** START **

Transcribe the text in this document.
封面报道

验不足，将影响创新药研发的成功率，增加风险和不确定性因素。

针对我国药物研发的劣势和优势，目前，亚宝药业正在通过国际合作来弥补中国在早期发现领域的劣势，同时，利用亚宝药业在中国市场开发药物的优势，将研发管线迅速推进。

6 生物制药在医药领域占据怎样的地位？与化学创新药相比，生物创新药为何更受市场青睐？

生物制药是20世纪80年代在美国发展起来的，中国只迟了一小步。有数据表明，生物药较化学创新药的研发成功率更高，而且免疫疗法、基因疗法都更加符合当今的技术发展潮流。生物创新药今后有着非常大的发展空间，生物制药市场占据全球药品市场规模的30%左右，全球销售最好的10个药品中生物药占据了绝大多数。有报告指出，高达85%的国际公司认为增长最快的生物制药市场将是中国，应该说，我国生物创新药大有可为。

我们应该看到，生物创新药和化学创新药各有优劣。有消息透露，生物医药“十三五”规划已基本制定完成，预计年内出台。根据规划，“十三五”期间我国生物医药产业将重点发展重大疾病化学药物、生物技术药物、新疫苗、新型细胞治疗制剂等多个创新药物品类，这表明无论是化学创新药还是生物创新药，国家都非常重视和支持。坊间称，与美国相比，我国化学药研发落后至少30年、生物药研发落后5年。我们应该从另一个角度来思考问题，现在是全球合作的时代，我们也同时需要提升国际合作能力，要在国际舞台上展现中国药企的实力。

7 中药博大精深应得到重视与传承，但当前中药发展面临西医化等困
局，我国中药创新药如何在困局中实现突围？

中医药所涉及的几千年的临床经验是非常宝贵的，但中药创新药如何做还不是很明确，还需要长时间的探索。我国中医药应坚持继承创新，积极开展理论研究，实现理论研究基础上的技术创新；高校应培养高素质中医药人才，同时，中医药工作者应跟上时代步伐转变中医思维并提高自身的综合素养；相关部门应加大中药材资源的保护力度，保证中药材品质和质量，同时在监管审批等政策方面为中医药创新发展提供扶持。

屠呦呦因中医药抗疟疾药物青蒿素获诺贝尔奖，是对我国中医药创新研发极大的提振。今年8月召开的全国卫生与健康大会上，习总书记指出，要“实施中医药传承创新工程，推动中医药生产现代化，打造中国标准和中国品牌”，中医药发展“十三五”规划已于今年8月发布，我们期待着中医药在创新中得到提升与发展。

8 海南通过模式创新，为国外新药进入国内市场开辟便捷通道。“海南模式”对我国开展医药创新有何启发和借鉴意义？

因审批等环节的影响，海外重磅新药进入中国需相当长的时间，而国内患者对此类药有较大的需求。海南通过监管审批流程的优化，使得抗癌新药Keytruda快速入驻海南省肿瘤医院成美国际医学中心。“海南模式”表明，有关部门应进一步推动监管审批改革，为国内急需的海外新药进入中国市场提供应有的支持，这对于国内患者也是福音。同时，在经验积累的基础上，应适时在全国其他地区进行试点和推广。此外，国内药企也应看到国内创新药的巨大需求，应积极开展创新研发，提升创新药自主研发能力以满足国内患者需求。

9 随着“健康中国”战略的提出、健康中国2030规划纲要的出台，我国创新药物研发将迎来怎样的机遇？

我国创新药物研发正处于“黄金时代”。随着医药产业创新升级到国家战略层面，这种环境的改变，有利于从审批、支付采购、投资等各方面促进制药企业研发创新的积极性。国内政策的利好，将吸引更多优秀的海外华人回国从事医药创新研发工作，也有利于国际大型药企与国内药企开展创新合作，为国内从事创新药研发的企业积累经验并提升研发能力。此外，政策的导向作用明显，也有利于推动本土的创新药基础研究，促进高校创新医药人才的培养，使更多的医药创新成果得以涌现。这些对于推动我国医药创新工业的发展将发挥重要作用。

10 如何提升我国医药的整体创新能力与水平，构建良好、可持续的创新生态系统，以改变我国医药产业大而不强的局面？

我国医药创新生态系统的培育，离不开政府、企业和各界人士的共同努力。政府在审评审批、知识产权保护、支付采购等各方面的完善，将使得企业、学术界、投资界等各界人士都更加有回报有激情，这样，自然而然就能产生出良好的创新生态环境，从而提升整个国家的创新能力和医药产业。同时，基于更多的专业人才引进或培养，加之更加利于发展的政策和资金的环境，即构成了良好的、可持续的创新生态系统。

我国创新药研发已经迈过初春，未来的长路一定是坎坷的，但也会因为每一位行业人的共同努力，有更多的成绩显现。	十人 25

** END **

▸ The exercise:
Nothing in the listing may be changed; retype it all exactly.

▸ Exercise answer:
Transcribe the text in this document.
封面报道

验不足，将影响创新药研发的成功率，增加风险和不确定性因素。

针对我国药物研发的劣势和优势，目前，亚宝药业正在通过国际合作来弥补中国在早期发现领域的劣势，同时，利用亚宝药业在中国市场开发药物的优势，将研发管线迅速推进。

6 生物制药在医药领域占据怎样的地位？与化学创新药相比，生物创新药为何更受市场青睐？

生物制药是20世纪80年代在美国发展起来的，中国只迟了一小步。有数据表明，生物药较化学创新药的研发成功率更高，而且免疫疗法、基因疗法都更加符合当今的技术发展潮流。生物创新药今后有着非常大的发展空间，生物制药市场占据全球药品市场规模的30%左右，全球销售最好的10个药品中生物药占据了绝大多数。有报告指出，高达85%的国际公司认为增长最快的生物制药市场将是中国，应该说，我国生物创新药大有可为。

我们应该看到，生物创新药和化学创新药各有优劣。有消息透露，生物医药“十三五”规划已基本制定完成，预计年内出台。根据规划，“十三五”期间我国生物医药产业将重点发展重大疾病化学药物、生物技术药物、新疫苗、新型细胞治疗制剂等多个创新药物品类，这表明无论是化学创新药还是生物创新药，国家都非常重视和支持。坊间称，与美国相比，我国化学药研发落后至少30年、生物药研发落后5年。我们应该从另一个角度来思考问题，现在是全球合作的时代，我们也同时需要提升国际合作能力，要在国际舞台上展现中国药企的实力。

7 中药博大精深应得到重视与传承，但当前中药发展面临西医化等困
局，我国中药创新药如何在困局中实现突围？

中医药所涉及的几千年的临床经验是非常宝贵的，但中药创新药如何做还不是很明确，还需要长时间的探索。我国中医药应坚持继承创新，积极开展理论研究，实现理论研究基础上的技术创新；高校应培养高素质中医药人才，同时，中医药工作者应跟上时代步伐转变中医思维并提高自身的综合素养；相关部门应加大中药材资源的保护力度，保证中药材品质和质量，同时在监管审批等政策方面为中医药创新发展提供扶持。

屠呦呦因中医药抗疟疾药物青蒿素获诺贝尔奖，是对我国中医药创新研发极大的提振。今年8月召开的全国卫生与健康大会上，习总书记指出，要“实施中医药传承创新工程，推动中医药生产现代化，打造中国标准和中国品牌”，中医药发展“十三五”规划已于今年8月发布，我们期待着中医药在创新中得到提升与发展。

8 海南通过模式创新，为国外新药进入国内市场开辟便捷通道。“海南模式”对我国开展医药创新有何启发和借鉴意义？

因审批等环节的影响，海外重磅新药进入中国需相当长的时间，而国内患者对此类药有较大的需求。海南通过监管审批流程的优化，使得抗癌新药Keytruda快速入驻海南省肿瘤医院成美国际医学中心。“海南模式”表明，有关部门应进一步推动监管审批改革，为国内急需的海外新药进入中国市场提供应有的支持，这对于国内患者也是福音。同时，在经验积累的基础上，应适时在全国其他地区进行试点和推广。此外，国内药企也应看到国内创新药的巨大需求，应积极开展创新研发，提升创新药自主研发能力以满足国内患者需求。

9 随着“健康中国”战略的提出、健康中国2030规划纲要的出台，我国创新药物研发将迎来怎样的机遇？

我国创新药物研发正处于“黄金时代”。随着医药产业创新升级到国家战略层面，这种环境的改变，有利于从审批、支付采购、投资等各方面促进制药企业研发创新的积极性。国内政策的利好，将吸引更多优秀的海外华人回国从事医药创新研发工作，也有利于国际大型药企与国内药企开展创新合作，为国内从事创新药研发的企业积累经验并提升研发能力。此外，政策的导向作用明显，也有利于推动本土的创新药基础研究，促进高校创新医药人才的培养，使更多的医药创新成果得以涌现。这些对于推动我国医药创新工业的发展将发挥重要作用。

10 如何提升我国医药的整体创新能力与水平，构建良好、可持续的创新生态系统，以改变我国医药产业大而不强的局面？

我国医药创新生态系统的培育，离不开政府、企业和各界人士的共同努力。政府在审评审批、知识产权保护、支付采购等各方面的完善，将使得企业、学术界、投资界等各界人士都更加有回报有激情，这样，自然而然就能产生出良好的创新生态环境，从而提升整个国家的创新能力和医药产业。同时，基于更多的专业人才引进或培养，加之更加利于发展的政策和资金的环境，即构成了良好的、可持续的创新生态系统。

我国创新药研发已经迈过初春，未来的长路一定是坎坷的，但也会因为每一位行业人的共同努力，有更多的成绩显现。	十人 25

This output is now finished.